Problem description: Pick out the lines below that contain the string "image" and copy them all.

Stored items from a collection
▬▬▬

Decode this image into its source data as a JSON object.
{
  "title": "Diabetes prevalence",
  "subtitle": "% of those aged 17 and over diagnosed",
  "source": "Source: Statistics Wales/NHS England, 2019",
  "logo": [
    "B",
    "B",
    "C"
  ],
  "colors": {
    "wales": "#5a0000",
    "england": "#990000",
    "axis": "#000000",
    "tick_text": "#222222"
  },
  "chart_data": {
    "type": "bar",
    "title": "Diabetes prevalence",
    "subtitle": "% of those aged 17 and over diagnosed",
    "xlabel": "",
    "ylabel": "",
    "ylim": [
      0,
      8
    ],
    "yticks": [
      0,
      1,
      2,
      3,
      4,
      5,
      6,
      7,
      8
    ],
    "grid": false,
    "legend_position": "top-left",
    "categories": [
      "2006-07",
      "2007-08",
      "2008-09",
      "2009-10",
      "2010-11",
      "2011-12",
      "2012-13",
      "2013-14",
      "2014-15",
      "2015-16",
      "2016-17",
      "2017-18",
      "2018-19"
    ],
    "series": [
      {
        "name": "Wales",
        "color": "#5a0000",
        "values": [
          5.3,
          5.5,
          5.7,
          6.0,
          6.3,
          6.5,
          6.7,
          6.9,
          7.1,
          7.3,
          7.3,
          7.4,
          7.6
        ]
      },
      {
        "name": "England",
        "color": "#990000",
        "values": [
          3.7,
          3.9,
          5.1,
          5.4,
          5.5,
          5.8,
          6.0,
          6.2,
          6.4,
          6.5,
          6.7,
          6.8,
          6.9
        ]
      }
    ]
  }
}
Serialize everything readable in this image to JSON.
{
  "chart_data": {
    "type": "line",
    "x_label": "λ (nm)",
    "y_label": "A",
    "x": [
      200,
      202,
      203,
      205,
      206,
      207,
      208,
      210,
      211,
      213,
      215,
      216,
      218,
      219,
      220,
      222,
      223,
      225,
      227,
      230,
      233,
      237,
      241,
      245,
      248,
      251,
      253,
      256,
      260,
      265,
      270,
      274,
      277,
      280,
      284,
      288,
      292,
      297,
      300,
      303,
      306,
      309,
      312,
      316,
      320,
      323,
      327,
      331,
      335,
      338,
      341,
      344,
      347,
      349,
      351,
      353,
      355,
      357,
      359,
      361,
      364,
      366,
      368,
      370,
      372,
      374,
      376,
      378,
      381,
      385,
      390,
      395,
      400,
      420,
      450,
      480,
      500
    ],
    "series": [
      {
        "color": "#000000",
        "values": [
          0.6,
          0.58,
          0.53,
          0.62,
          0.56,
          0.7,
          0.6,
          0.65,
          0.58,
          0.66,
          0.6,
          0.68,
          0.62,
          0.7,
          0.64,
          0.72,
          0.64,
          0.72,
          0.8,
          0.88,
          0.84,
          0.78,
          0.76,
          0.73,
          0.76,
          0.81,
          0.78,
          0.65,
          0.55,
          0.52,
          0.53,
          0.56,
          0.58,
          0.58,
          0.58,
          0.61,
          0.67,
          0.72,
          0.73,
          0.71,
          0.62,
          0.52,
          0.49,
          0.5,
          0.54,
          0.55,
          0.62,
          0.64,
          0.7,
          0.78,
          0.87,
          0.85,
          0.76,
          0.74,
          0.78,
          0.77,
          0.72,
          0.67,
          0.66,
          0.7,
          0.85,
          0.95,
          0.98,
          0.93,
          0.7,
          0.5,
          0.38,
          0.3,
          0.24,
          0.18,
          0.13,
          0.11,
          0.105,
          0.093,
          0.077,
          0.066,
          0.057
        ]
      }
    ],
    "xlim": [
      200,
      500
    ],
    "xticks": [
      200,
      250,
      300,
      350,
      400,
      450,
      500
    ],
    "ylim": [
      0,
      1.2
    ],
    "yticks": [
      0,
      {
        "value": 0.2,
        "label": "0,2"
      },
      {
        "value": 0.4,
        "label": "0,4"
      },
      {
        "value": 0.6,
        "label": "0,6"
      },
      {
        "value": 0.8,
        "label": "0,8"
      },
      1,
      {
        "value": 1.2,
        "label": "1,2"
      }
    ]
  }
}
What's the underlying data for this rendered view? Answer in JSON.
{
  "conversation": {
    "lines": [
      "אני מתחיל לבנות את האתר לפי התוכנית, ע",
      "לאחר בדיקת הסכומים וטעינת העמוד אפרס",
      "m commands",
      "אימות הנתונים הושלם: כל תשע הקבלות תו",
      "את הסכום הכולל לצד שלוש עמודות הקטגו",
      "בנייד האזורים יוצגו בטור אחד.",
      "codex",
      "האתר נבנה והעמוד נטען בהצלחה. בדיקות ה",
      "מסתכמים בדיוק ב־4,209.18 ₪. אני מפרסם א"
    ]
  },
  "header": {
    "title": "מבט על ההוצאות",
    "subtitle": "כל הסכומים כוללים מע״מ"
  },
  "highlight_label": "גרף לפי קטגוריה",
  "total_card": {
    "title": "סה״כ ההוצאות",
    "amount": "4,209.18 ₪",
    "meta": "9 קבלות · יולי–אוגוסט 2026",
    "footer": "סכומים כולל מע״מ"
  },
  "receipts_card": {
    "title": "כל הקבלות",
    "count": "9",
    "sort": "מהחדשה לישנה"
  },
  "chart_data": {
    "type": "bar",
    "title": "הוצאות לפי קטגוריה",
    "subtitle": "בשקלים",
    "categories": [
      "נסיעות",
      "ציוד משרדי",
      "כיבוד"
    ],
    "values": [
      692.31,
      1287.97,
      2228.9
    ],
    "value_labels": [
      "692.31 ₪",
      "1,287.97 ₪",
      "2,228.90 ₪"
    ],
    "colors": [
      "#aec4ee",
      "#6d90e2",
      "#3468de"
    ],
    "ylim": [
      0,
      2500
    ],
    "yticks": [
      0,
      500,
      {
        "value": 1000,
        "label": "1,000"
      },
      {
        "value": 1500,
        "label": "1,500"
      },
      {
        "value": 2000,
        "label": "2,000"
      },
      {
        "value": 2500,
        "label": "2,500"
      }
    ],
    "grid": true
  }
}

▬▬▬

Written answer:
Decode this image into its source data as a JSON object.
Serialize everything readable in this image to JSON.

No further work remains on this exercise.